Your task is to copy every line of the entries that contains "xlabel".

# Supplied data start

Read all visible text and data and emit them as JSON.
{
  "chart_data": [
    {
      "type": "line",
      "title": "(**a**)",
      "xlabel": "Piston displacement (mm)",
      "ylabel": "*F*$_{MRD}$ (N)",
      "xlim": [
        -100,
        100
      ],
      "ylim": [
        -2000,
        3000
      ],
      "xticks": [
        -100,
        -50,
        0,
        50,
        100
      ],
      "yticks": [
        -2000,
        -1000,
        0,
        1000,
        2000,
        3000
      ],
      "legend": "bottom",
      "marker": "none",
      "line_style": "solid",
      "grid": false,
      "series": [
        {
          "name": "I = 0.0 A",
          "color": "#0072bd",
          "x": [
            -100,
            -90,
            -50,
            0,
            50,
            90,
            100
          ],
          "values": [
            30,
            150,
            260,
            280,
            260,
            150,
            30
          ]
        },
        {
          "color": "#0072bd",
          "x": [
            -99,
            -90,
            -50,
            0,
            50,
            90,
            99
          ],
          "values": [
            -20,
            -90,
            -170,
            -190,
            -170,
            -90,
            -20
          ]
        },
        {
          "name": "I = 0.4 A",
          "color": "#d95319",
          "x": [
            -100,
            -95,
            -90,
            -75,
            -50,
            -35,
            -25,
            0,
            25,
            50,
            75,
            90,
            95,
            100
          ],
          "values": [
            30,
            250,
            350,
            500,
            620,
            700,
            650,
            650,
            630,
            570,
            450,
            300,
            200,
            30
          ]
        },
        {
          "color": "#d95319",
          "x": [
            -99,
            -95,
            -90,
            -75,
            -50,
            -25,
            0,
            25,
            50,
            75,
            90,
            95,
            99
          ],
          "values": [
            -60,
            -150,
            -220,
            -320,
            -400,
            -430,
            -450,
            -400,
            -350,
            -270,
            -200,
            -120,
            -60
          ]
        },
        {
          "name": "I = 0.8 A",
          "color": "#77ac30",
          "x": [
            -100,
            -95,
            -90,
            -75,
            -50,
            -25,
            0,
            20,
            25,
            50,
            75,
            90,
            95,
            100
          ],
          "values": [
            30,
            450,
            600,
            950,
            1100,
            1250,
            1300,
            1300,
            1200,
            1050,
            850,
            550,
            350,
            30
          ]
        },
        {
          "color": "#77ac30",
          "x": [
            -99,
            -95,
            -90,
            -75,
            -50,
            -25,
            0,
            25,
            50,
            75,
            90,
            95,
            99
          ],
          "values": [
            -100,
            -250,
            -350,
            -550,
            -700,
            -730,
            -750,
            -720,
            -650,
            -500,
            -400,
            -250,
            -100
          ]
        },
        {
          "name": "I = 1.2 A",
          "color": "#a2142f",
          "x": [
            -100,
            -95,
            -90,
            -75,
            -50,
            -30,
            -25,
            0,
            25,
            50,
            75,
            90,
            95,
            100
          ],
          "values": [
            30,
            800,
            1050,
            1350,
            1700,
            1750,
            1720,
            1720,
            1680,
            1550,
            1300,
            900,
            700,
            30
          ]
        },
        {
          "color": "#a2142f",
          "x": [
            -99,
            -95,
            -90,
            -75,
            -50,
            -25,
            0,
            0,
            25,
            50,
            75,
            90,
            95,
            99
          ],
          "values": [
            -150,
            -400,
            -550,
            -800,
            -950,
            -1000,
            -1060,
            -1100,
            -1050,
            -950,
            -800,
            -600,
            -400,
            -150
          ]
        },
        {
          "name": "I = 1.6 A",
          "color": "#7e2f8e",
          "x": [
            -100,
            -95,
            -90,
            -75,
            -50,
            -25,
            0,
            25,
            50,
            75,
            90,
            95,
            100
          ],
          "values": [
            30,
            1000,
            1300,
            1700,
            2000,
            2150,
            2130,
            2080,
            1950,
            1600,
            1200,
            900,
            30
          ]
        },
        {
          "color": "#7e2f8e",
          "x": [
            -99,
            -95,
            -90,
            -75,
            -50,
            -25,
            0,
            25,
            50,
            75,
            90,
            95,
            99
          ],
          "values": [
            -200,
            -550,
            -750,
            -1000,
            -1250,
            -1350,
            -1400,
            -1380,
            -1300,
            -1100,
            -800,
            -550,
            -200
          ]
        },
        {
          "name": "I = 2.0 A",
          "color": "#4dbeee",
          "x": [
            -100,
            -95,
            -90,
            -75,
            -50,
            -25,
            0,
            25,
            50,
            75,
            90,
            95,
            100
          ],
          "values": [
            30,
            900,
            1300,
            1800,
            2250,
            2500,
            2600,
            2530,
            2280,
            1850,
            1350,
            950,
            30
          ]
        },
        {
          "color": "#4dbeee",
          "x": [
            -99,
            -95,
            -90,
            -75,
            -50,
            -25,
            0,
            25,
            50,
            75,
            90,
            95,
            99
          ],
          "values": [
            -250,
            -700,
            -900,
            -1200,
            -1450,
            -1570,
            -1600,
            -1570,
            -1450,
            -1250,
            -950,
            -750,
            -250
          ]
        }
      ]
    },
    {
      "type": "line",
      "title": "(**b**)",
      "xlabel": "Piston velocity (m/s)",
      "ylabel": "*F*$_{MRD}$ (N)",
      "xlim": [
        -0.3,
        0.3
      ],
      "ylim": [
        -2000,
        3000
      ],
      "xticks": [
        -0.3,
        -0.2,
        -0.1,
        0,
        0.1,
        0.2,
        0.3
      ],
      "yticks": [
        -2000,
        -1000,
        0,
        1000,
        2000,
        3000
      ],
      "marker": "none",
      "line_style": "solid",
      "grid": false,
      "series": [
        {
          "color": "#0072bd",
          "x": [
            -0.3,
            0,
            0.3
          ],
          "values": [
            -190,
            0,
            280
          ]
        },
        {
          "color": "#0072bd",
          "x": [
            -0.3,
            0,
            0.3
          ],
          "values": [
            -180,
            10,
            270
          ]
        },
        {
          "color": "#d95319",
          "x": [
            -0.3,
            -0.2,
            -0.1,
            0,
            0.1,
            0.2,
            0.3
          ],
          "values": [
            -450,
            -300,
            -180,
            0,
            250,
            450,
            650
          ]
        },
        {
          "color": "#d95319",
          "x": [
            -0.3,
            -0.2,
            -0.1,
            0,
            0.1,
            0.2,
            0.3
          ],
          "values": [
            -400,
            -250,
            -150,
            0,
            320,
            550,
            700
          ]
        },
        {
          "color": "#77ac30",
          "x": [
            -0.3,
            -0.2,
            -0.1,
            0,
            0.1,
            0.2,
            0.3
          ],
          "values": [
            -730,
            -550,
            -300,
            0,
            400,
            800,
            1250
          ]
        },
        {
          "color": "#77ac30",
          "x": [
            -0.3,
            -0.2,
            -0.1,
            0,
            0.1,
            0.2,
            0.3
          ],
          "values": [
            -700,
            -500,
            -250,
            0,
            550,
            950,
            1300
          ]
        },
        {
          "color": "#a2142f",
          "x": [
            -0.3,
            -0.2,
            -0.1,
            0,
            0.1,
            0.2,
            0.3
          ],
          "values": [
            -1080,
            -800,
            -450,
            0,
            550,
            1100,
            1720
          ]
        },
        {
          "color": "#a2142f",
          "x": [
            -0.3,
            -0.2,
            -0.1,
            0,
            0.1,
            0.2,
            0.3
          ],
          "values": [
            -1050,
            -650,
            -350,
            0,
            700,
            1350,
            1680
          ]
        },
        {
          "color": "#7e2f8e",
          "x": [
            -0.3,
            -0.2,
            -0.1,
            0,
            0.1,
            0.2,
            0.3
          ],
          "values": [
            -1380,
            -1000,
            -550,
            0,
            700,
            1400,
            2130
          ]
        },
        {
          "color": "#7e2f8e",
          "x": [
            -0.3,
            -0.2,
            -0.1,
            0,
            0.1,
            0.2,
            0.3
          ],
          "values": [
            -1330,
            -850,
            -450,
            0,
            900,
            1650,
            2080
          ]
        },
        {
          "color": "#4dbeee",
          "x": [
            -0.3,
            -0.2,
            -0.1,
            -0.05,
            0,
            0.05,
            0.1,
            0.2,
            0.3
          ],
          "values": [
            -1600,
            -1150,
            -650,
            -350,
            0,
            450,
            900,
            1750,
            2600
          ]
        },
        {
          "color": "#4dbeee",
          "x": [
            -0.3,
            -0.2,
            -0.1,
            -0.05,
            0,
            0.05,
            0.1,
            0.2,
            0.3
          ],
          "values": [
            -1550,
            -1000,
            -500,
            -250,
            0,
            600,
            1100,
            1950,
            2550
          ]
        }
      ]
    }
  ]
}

# Supplied data end

**Answer to the problem:**
      "xlabel": "Piston displacement (mm)",
      "xlabel": "Piston velocity (m/s)",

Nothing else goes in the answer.